Discovering Mocktails and Mixology
IMAGE VIA: Jakub Dziubak / Unsplash (@jckbck)
09.18.24| Vol. 56, No. 1 | Article
A few months ago, I had next to no experience with mocktails. This summer, however, I decided to host game night with a friend and—realizing the success of our gathering was at stake without a variety of ice-cold refreshments—elected to become a bartender.
I scoured Pinterest and Instagram for inspiration, searching for recipes that had a few simple, affordable ingredients that could be modified from traditional cocktail recipes.
It was important to me that these drinks weren’t trying to be a cocktail, but instead simply be a delicious drink and experience on their own. Most recipes included ‘zero-proof’ versions of liquor, as if a mocktail couldn’t exist unless it was trying to be a one-to-one replication of a cocktail—just without the consequences.
It’s true: in its most basic sense, a mocktail mocks (meaning to copy or replicate without the original ingredients). It copies the cocktail in visual appeal, flavour complexity, and overall experience.
----
● **TO DO**
1 - In the article on mocktails, which two platforms did the writer search for recipe inspiration?
2 - Pick up the article on mocktails after its final sentence and keep writing it in the same voice.

● **AVAILABLE DATA**
----
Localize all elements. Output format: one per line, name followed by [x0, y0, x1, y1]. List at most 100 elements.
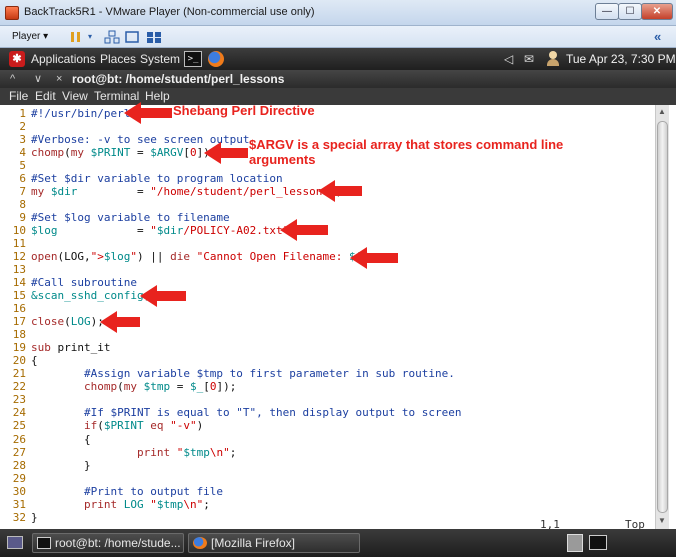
----
● **TASK ANSWERS**
1 - Pinterest and Instagram.

2 -
For one thing, I couldn’t afford to buy zero-proof liquor just for one recipe. For another, I knew people were attending the event while on their journey of sobriety. While a mocktail can be a replication, I felt it was important to highlight drinks that didn’t beg for a shot of zero-proof gin or rum.
I ended up with three drinks: a sour cherry tart, a rosemary ginger raspberry cordial, and a spin on the classic mojito that will make you forget the original had rum.
I made each of these drinks from scratch, but that is not a necessary step; I am a perfectionist.
Fresh fruit, preferably warmed by the sun, is my favourite part of summer. My grandparents happen to have an abundance of it.
On one of my visits, I picked several pounds of cherries and pitted them with my grandma. On another visit, we picked a large ice cream bucket full of raspberries.
When I started planning the event, I wanted to capture the freshness of in-season fruit, and it seemed natural to use what I had on hand.
Fresh citrus will make any drink taste better with its clear and bright flavour, but if bottled concentrate is all you have on hand, don’t sweat it.
I think that’s the key:
A good mocktail should be simple, delicious, and refreshing.
The Shirley Temple is often cited as the ‘first mocktail’, although a truer title would be ‘the most famous’. The legend goes that while out to dinner with her parents at the Chasen’s Hotel in Hollywood, the child star, Shirley Temple, ‘whined’ about not having a fancy drink like the old-fashioneds her parents were drinking.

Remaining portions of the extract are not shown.